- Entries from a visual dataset
────
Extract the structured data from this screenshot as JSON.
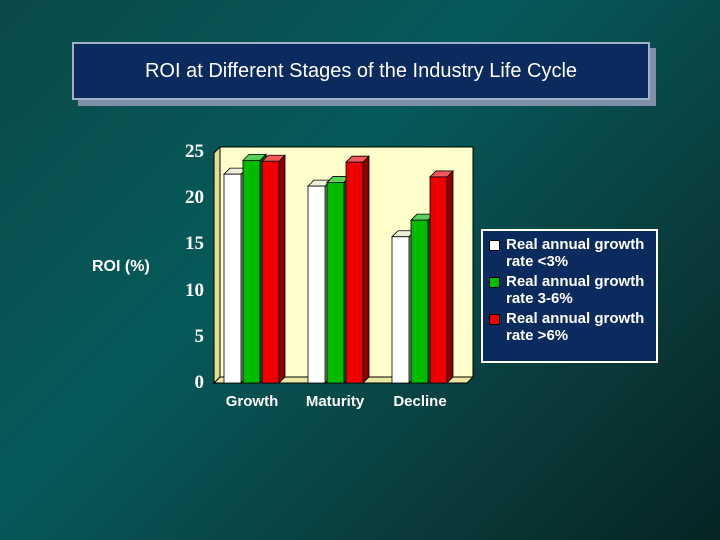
{
  "title": "ROI at Different Stages of the Industry Life Cycle",
  "chart_data": {
    "type": "bar",
    "title": "ROI at Different Stages of the Industry Life Cycle",
    "xlabel": "",
    "ylabel": "ROI (%)",
    "ylim": [
      0,
      25
    ],
    "yticks": [
      "0",
      "5",
      "10",
      "15",
      "20",
      "25"
    ],
    "categories": [
      "Growth",
      "Maturity",
      "Decline"
    ],
    "series": [
      {
        "name": "Real annual growth rate <3%",
        "color": "#ffffff",
        "values": [
          22.7,
          21.4,
          15.9
        ]
      },
      {
        "name": "Real annual growth rate 3-6%",
        "color": "#00bb00",
        "values": [
          24.2,
          21.8,
          17.7
        ]
      },
      {
        "name": "Real annual growth rate >6%",
        "color": "#ee0000",
        "values": [
          24.1,
          24.0,
          22.4
        ]
      }
    ],
    "legend": "right"
  }
}
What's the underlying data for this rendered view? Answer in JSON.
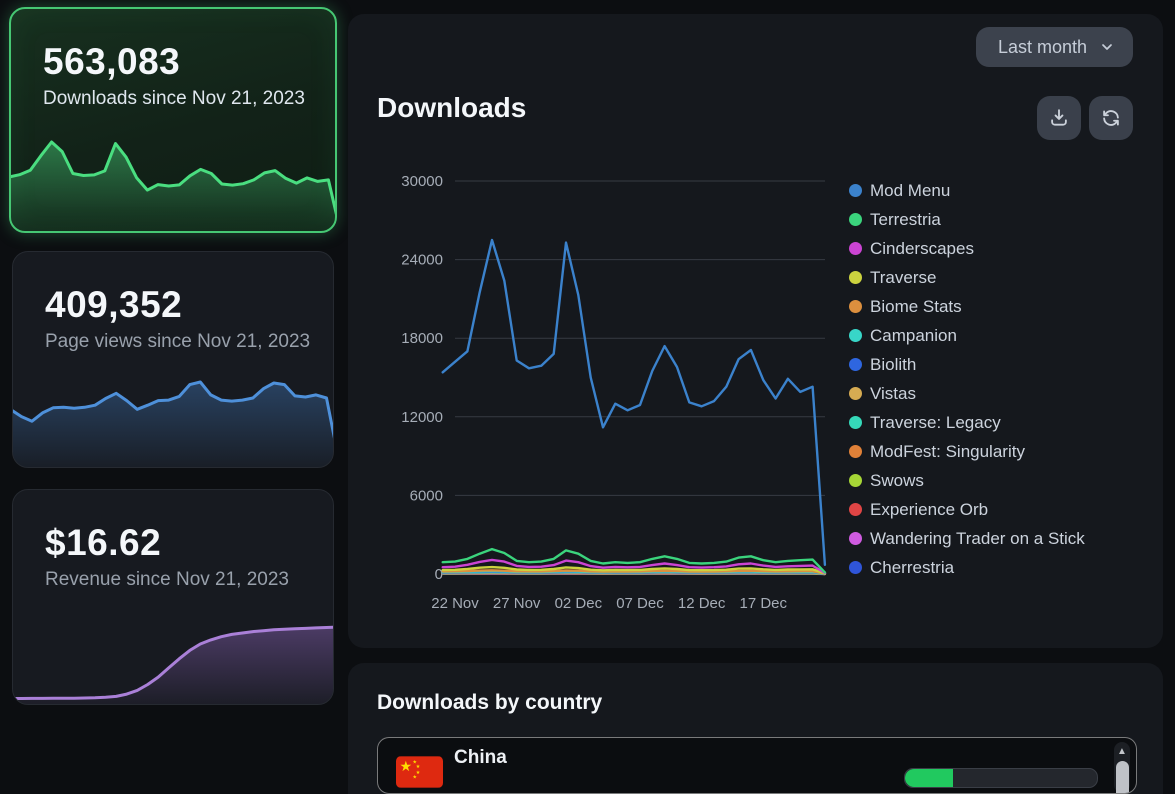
{
  "stat_cards": [
    {
      "id": "downloads",
      "value": "563,083",
      "label": "Downloads since Nov 21, 2023",
      "selected": true,
      "line_color": "#4ade80",
      "fill_color": "74,222,128",
      "spark": [
        17500,
        18300,
        19800,
        24800,
        29500,
        26200,
        18700,
        18000,
        18200,
        19600,
        29000,
        24300,
        17200,
        13000,
        14900,
        14400,
        14800,
        17900,
        20100,
        18700,
        15100,
        14700,
        15200,
        16500,
        18900,
        19700,
        17000,
        15400,
        17200,
        16000,
        16500,
        900
      ]
    },
    {
      "id": "page_views",
      "value": "409,352",
      "label": "Page views since Nov 21, 2023",
      "selected": false,
      "line_color": "#4e90da",
      "fill_color": "62,114,176",
      "spark": [
        10500,
        9200,
        8300,
        9900,
        10900,
        11000,
        10800,
        11000,
        11400,
        12700,
        13700,
        12300,
        10600,
        11400,
        12300,
        12400,
        13100,
        15400,
        15900,
        13400,
        12400,
        12200,
        12400,
        12800,
        14600,
        15700,
        15400,
        13200,
        13000,
        13400,
        12800,
        2500
      ]
    },
    {
      "id": "revenue",
      "value": "$16.62",
      "label": "Revenue since Nov 21, 2023",
      "selected": false,
      "line_color": "#aa80d8",
      "fill_color": "140,100,185",
      "spark": [
        0.55,
        0.55,
        0.56,
        0.57,
        0.58,
        0.6,
        0.62,
        0.65,
        0.7,
        0.8,
        1.0,
        1.5,
        2.3,
        3.6,
        5.2,
        7.2,
        9.2,
        11.0,
        12.4,
        13.3,
        14.0,
        14.5,
        14.8,
        15.1,
        15.3,
        15.5,
        15.6,
        15.7,
        15.8,
        15.9,
        16.0,
        16.1
      ]
    }
  ],
  "downloads_panel": {
    "title": "Downloads",
    "range_selector_label": "Last month"
  },
  "chart_data": {
    "type": "line",
    "title": "Downloads",
    "x": [
      "21 Nov",
      "22 Nov",
      "23 Nov",
      "24 Nov",
      "25 Nov",
      "26 Nov",
      "27 Nov",
      "28 Nov",
      "29 Nov",
      "30 Nov",
      "01 Dec",
      "02 Dec",
      "03 Dec",
      "04 Dec",
      "05 Dec",
      "06 Dec",
      "07 Dec",
      "08 Dec",
      "09 Dec",
      "10 Dec",
      "11 Dec",
      "12 Dec",
      "13 Dec",
      "14 Dec",
      "15 Dec",
      "16 Dec",
      "17 Dec",
      "18 Dec",
      "19 Dec",
      "20 Dec",
      "21 Dec",
      "22 Dec"
    ],
    "x_tick_labels": [
      "22 Nov",
      "27 Nov",
      "02 Dec",
      "07 Dec",
      "12 Dec",
      "17 Dec"
    ],
    "x_tick_indices": [
      1,
      6,
      11,
      16,
      21,
      26
    ],
    "y_ticks": [
      0,
      6000,
      12000,
      18000,
      24000,
      30000
    ],
    "ylim": [
      0,
      30000
    ],
    "grid": "horizontal",
    "legend_position": "right",
    "series": [
      {
        "name": "Mod Menu",
        "color": "#3b82cc",
        "values": [
          15400,
          16200,
          17000,
          21500,
          25500,
          22400,
          16300,
          15700,
          15900,
          16800,
          25300,
          21300,
          15000,
          11200,
          13000,
          12500,
          12900,
          15500,
          17400,
          15800,
          13100,
          12800,
          13200,
          14300,
          16400,
          17100,
          14800,
          13400,
          14900,
          13900,
          14300,
          700
        ]
      },
      {
        "name": "Terrestria",
        "color": "#3bd47d",
        "values": [
          900,
          950,
          1150,
          1550,
          1900,
          1600,
          1000,
          900,
          950,
          1150,
          1800,
          1550,
          1000,
          800,
          900,
          850,
          900,
          1150,
          1350,
          1150,
          850,
          800,
          850,
          950,
          1250,
          1350,
          1050,
          900,
          1000,
          1050,
          1100,
          120
        ]
      },
      {
        "name": "Cinderscapes",
        "color": "#cb44d3",
        "values": [
          520,
          560,
          700,
          920,
          1080,
          950,
          620,
          540,
          560,
          680,
          1020,
          900,
          600,
          480,
          540,
          510,
          540,
          680,
          800,
          680,
          520,
          490,
          520,
          580,
          740,
          800,
          640,
          540,
          590,
          620,
          640,
          80
        ]
      },
      {
        "name": "Traverse",
        "color": "#ccd33f",
        "values": [
          300,
          320,
          390,
          480,
          530,
          470,
          340,
          310,
          320,
          380,
          500,
          450,
          330,
          280,
          310,
          300,
          310,
          380,
          430,
          380,
          300,
          290,
          300,
          330,
          410,
          430,
          360,
          310,
          340,
          350,
          360,
          50
        ]
      },
      {
        "name": "Biome Stats",
        "color": "#dc8f3e",
        "values": [
          195,
          205,
          230,
          260,
          280,
          255,
          205,
          195,
          200,
          225,
          265,
          250,
          200,
          180,
          195,
          190,
          195,
          225,
          245,
          225,
          190,
          185,
          190,
          205,
          235,
          245,
          210,
          195,
          205,
          210,
          215,
          30
        ]
      },
      {
        "name": "Campanion",
        "color": "#38d6c8",
        "values": [
          150,
          157,
          175,
          198,
          213,
          196,
          157,
          150,
          153,
          172,
          203,
          191,
          153,
          138,
          150,
          146,
          150,
          172,
          187,
          172,
          146,
          142,
          146,
          157,
          180,
          187,
          161,
          150,
          157,
          161,
          165,
          25
        ]
      },
      {
        "name": "Biolith",
        "color": "#2e66e0",
        "values": [
          115,
          120,
          134,
          152,
          163,
          150,
          121,
          115,
          117,
          132,
          156,
          146,
          117,
          106,
          115,
          112,
          115,
          132,
          143,
          132,
          112,
          109,
          112,
          120,
          138,
          143,
          123,
          115,
          120,
          123,
          126,
          19
        ]
      },
      {
        "name": "Vistas",
        "color": "#d6ab52",
        "values": [
          90,
          94,
          105,
          119,
          128,
          118,
          95,
          90,
          92,
          103,
          122,
          115,
          92,
          83,
          90,
          88,
          90,
          103,
          112,
          103,
          88,
          85,
          88,
          94,
          108,
          112,
          96,
          90,
          94,
          96,
          99,
          15
        ]
      },
      {
        "name": "Traverse: Legacy",
        "color": "#35d9b9",
        "values": [
          72,
          75,
          84,
          95,
          102,
          94,
          76,
          72,
          73,
          82,
          98,
          92,
          73,
          66,
          72,
          70,
          72,
          82,
          90,
          82,
          70,
          68,
          70,
          75,
          86,
          90,
          77,
          72,
          75,
          77,
          79,
          12
        ]
      },
      {
        "name": "ModFest: Singularity",
        "color": "#e08138",
        "values": [
          58,
          61,
          68,
          77,
          82,
          76,
          61,
          58,
          59,
          66,
          79,
          74,
          59,
          53,
          58,
          56,
          58,
          66,
          72,
          66,
          56,
          55,
          56,
          61,
          70,
          72,
          62,
          58,
          61,
          62,
          64,
          10
        ]
      },
      {
        "name": "Swows",
        "color": "#a6d636",
        "values": [
          46,
          48,
          54,
          61,
          65,
          60,
          48,
          46,
          47,
          53,
          63,
          59,
          47,
          42,
          46,
          45,
          46,
          53,
          58,
          53,
          45,
          43,
          45,
          48,
          55,
          58,
          49,
          46,
          48,
          49,
          51,
          8
        ]
      },
      {
        "name": "Experience Orb",
        "color": "#e04545",
        "values": [
          37,
          39,
          43,
          49,
          52,
          48,
          39,
          37,
          38,
          42,
          50,
          47,
          38,
          34,
          37,
          36,
          37,
          42,
          46,
          42,
          36,
          35,
          36,
          39,
          44,
          46,
          40,
          37,
          39,
          40,
          41,
          6
        ]
      },
      {
        "name": "Wandering Trader on a Stick",
        "color": "#cf5be0",
        "values": [
          28,
          29,
          33,
          37,
          40,
          37,
          30,
          28,
          29,
          32,
          38,
          36,
          29,
          26,
          28,
          27,
          28,
          32,
          35,
          32,
          27,
          26,
          27,
          29,
          34,
          35,
          30,
          28,
          29,
          30,
          31,
          5
        ]
      },
      {
        "name": "Cherrestria",
        "color": "#2f55d9",
        "values": [
          18,
          19,
          21,
          24,
          26,
          24,
          19,
          18,
          19,
          21,
          25,
          23,
          19,
          17,
          18,
          18,
          18,
          21,
          23,
          21,
          18,
          17,
          18,
          19,
          22,
          23,
          20,
          18,
          19,
          20,
          20,
          3
        ]
      }
    ]
  },
  "country_panel": {
    "title": "Downloads by country",
    "rows": [
      {
        "country": "China",
        "flag": "china-flag-icon",
        "progress_percent": 25,
        "bar_color": "#21c95f"
      }
    ],
    "scrollbar": {
      "up_arrow": "▲"
    }
  },
  "colors": {
    "accent_green": "#46c773",
    "brand_green": "#21c95f",
    "grid": "#363b43",
    "axis_text": "#a6adb7"
  }
}
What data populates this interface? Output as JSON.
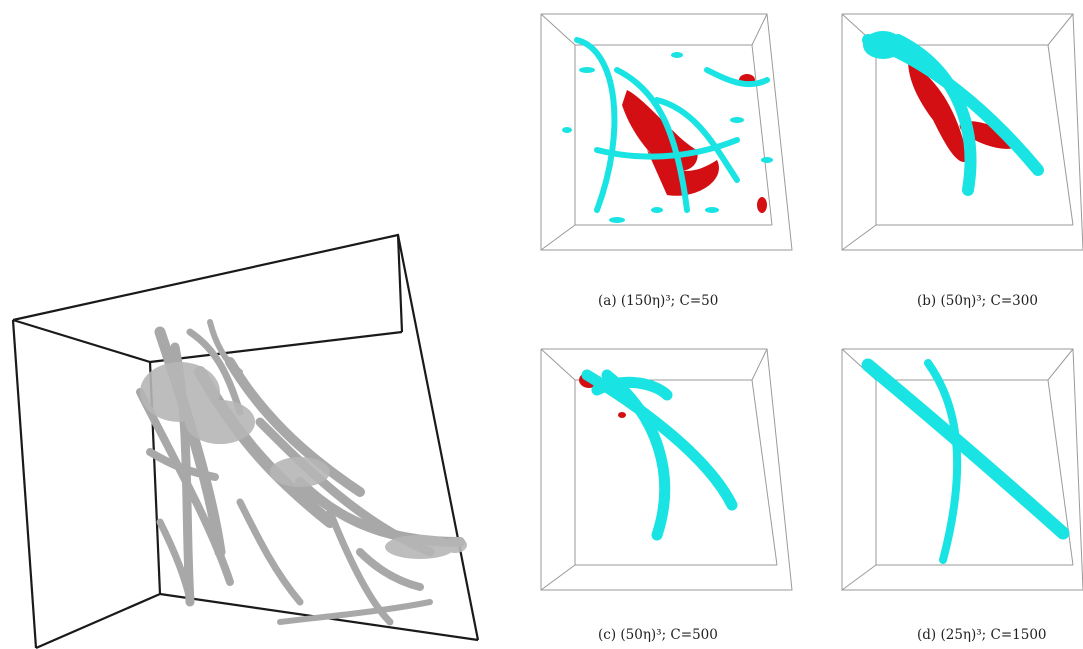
{
  "figure": {
    "main_render": {
      "box_color": "#1a1a1a",
      "tube_color": "#a8a8a8"
    },
    "panels": [
      {
        "id": "a",
        "caption": "(a)  (150η)³; C=50"
      },
      {
        "id": "b",
        "caption": "(b)  (50η)³; C=300"
      },
      {
        "id": "c",
        "caption": "(c)  (50η)³; C=500"
      },
      {
        "id": "d",
        "caption": "(d)  (25η)³; C=1500"
      }
    ],
    "colors": {
      "cyan": "#19e3e3",
      "cyan_shade": "#0a9aa0",
      "red": "#d40f14",
      "box_line": "#9a9a9a"
    }
  }
}
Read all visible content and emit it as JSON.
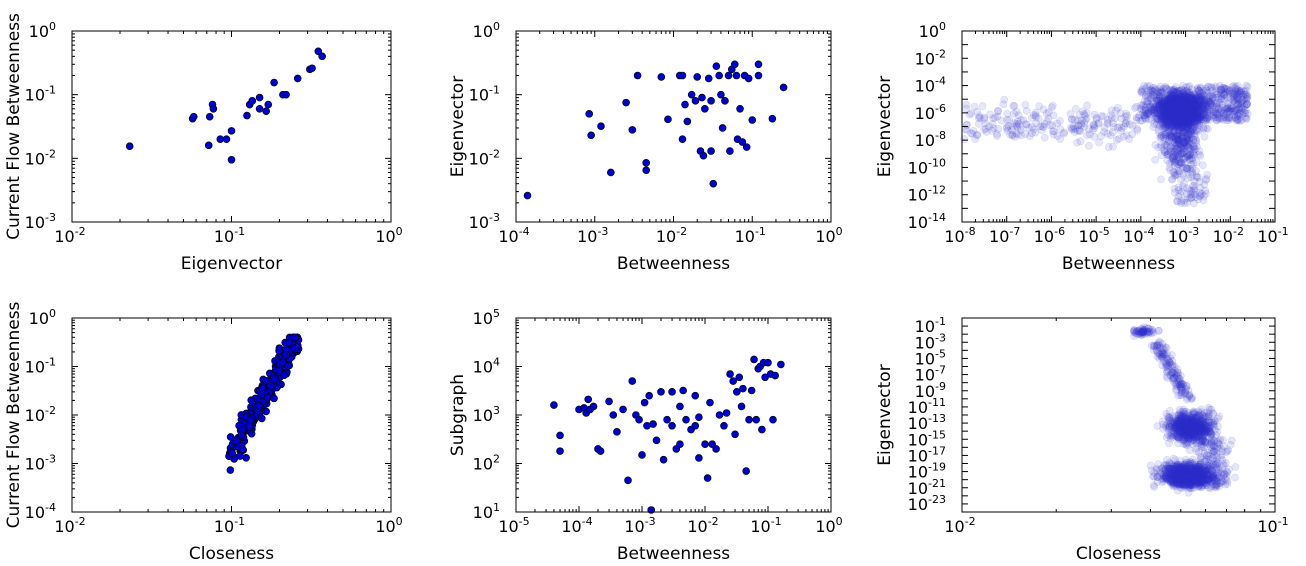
────
- Stated exercise
Quote, please, only the lines running from the one with "What data populates" down to the final line of the data above, keeping both ends and skipping the pictures.

- Task response
What data populates this interface? Output as JSON.
{
  "figure": {
    "main_render": {
      "box_color": "#1a1a1a",
      "tube_color": "#a8a8a8"
    },
    "panels": [
      {
        "id": "a",
        "caption": "(a)  (150η)³; C=50"
      },
      {
        "id": "b",
        "caption": "(b)  (50η)³; C=300"
      },
      {
        "id": "c",
        "caption": "(c)  (50η)³; C=500"
      },
      {
        "id": "d",
        "caption": "(d)  (25η)³; C=1500"
      }
    ],
    "colors": {
      "cyan": "#19e3e3",
      "cyan_shade": "#0a9aa0",
      "red": "#d40f14",
      "box_line": "#9a9a9a"
    }
  }
}
Read all visible content and emit it as JSON.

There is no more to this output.